Work required
Write out the material again exactly, please, and omit the pictures.

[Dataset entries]
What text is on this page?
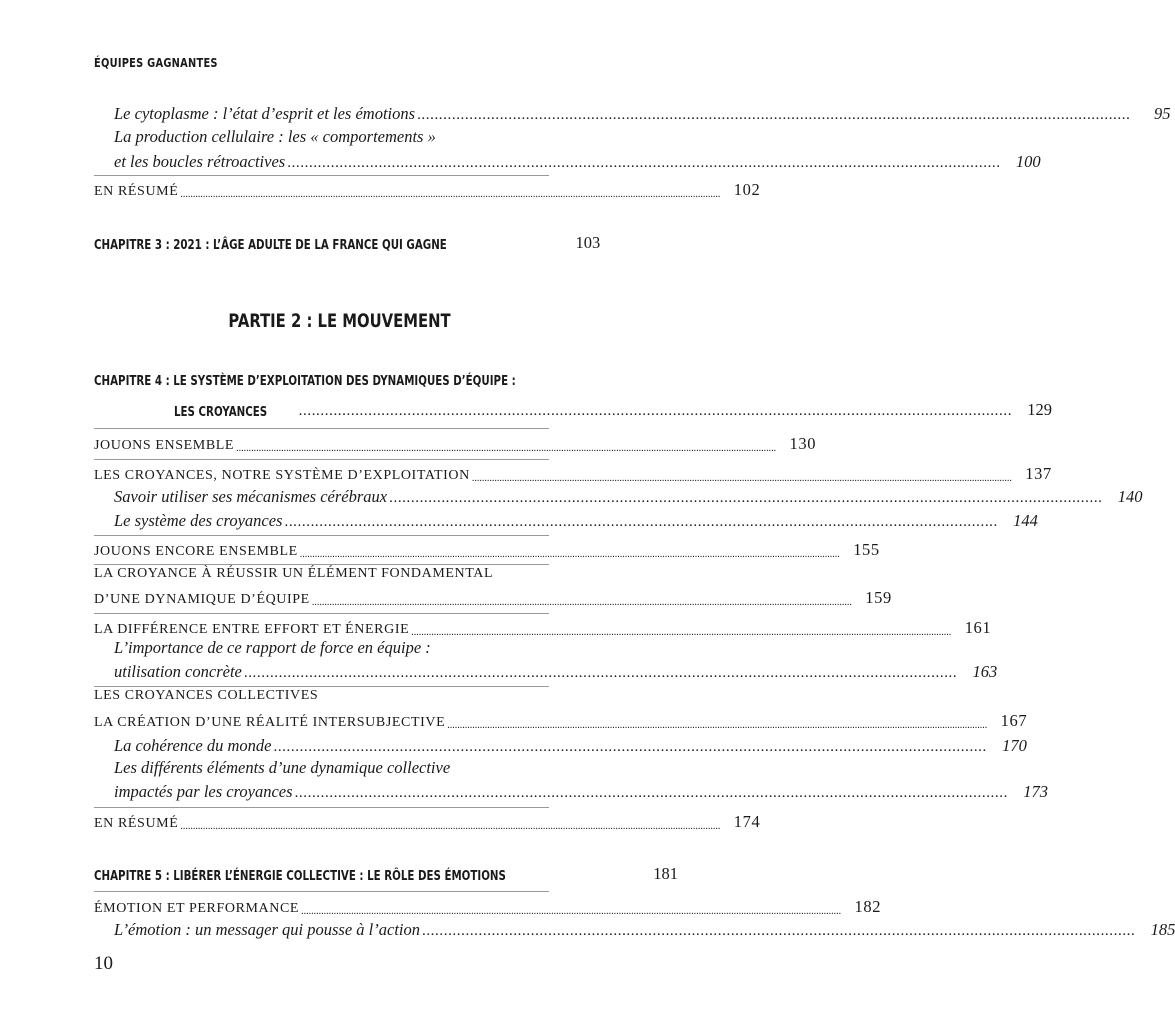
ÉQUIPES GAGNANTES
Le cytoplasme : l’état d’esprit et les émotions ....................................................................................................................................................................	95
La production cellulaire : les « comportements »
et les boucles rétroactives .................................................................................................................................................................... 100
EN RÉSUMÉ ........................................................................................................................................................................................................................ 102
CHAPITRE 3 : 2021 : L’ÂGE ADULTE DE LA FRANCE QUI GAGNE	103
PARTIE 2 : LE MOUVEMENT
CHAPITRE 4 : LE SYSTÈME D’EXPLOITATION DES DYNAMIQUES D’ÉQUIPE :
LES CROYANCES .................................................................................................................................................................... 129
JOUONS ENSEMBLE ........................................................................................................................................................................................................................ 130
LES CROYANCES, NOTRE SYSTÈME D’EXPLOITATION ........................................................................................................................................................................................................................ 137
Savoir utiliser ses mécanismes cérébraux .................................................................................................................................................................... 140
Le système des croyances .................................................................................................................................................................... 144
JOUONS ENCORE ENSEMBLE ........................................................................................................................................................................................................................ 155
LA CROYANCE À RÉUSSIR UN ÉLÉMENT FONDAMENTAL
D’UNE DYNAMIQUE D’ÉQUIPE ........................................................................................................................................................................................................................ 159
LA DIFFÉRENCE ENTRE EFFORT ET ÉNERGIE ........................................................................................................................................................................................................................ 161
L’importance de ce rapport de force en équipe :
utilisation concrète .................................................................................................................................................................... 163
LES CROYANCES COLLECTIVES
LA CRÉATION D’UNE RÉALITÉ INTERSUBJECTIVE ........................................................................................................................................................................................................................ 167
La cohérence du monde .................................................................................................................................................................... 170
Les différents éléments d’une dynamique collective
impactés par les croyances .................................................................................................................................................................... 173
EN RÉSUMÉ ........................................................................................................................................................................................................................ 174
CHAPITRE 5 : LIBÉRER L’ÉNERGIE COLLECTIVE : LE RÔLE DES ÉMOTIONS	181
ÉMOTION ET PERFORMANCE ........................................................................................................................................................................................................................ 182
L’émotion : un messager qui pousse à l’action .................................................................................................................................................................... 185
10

Response
What text is on this page?
ÉQUIPES GAGNANTES
Le cytoplasme : l’état d’esprit et les émotions ....................................................................................................................................................................	95
La production cellulaire : les « comportements »
et les boucles rétroactives .................................................................................................................................................................... 100
EN RÉSUMÉ ........................................................................................................................................................................................................................ 102
CHAPITRE 3 : 2021 : L’ÂGE ADULTE DE LA FRANCE QUI GAGNE	103
PARTIE 2 : LE MOUVEMENT
CHAPITRE 4 : LE SYSTÈME D’EXPLOITATION DES DYNAMIQUES D’ÉQUIPE :
LES CROYANCES .................................................................................................................................................................... 129
JOUONS ENSEMBLE ........................................................................................................................................................................................................................ 130
LES CROYANCES, NOTRE SYSTÈME D’EXPLOITATION ........................................................................................................................................................................................................................ 137
Savoir utiliser ses mécanismes cérébraux .................................................................................................................................................................... 140
Le système des croyances .................................................................................................................................................................... 144
JOUONS ENCORE ENSEMBLE ........................................................................................................................................................................................................................ 155
LA CROYANCE À RÉUSSIR UN ÉLÉMENT FONDAMENTAL
D’UNE DYNAMIQUE D’ÉQUIPE ........................................................................................................................................................................................................................ 159
LA DIFFÉRENCE ENTRE EFFORT ET ÉNERGIE ........................................................................................................................................................................................................................ 161
L’importance de ce rapport de force en équipe :
utilisation concrète .................................................................................................................................................................... 163
LES CROYANCES COLLECTIVES
LA CRÉATION D’UNE RÉALITÉ INTERSUBJECTIVE ........................................................................................................................................................................................................................ 167
La cohérence du monde .................................................................................................................................................................... 170
Les différents éléments d’une dynamique collective
impactés par les croyances .................................................................................................................................................................... 173
EN RÉSUMÉ ........................................................................................................................................................................................................................ 174
CHAPITRE 5 : LIBÉRER L’ÉNERGIE COLLECTIVE : LE RÔLE DES ÉMOTIONS	181
ÉMOTION ET PERFORMANCE ........................................................................................................................................................................................................................ 182
L’émotion : un messager qui pousse à l’action .................................................................................................................................................................... 185
10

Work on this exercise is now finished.